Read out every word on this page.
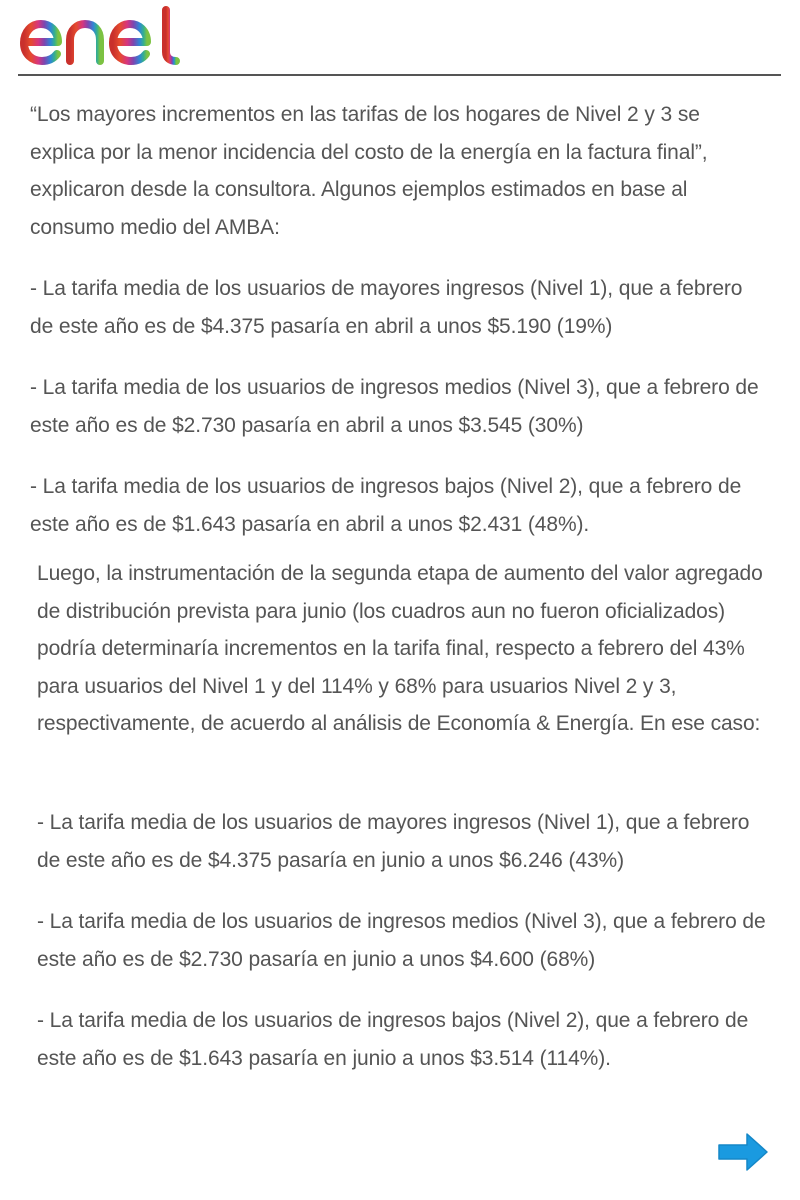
“Los mayores incrementos en las tarifas de los hogares de Nivel 2 y 3 se explica por la menor incidencia del costo de la energía en la factura final”, explicaron desde la consultora. Algunos ejemplos estimados en base al consumo medio del AMBA:

- La tarifa media de los usuarios de mayores ingresos (Nivel 1), que a febrero de este año es de $4.375 pasaría en abril a unos $5.190 (19%)

- La tarifa media de los usuarios de ingresos medios (Nivel 3), que a febrero de este año es de $2.730 pasaría en abril a unos $3.545 (30%)

- La tarifa media de los usuarios de ingresos bajos (Nivel 2), que a febrero de este año es de $1.643 pasaría en abril a unos $2.431 (48%).

Luego, la instrumentación de la segunda etapa de aumento del valor agregado de distribución prevista para junio (los cuadros aun no fueron oficializados) podría determinaría incrementos en la tarifa final, respecto a febrero del 43% para usuarios del Nivel 1 y del 114% y 68% para usuarios Nivel 2 y 3, respectivamente, de acuerdo al análisis de Economía & Energía. En ese caso:

- La tarifa media de los usuarios de mayores ingresos (Nivel 1), que a febrero de este año es de $4.375 pasaría en junio a unos $6.246 (43%)

- La tarifa media de los usuarios de ingresos medios (Nivel 3), que a febrero de este año es de $2.730 pasaría en junio a unos $4.600 (68%)

- La tarifa media de los usuarios de ingresos bajos (Nivel 2), que a febrero de este año es de $1.643 pasaría en junio a unos $3.514 (114%).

▶ _Given instruction_
List every line above that contains the word "bajos".

▶ _Exercise solution_
- La tarifa media de los usuarios de ingresos bajos (Nivel 2), que a febrero de este año es de $1.643 pasaría en abril a unos $2.431 (48%).
- La tarifa media de los usuarios de ingresos bajos (Nivel 2), que a febrero de este año es de $1.643 pasaría en junio a unos $3.514 (114%).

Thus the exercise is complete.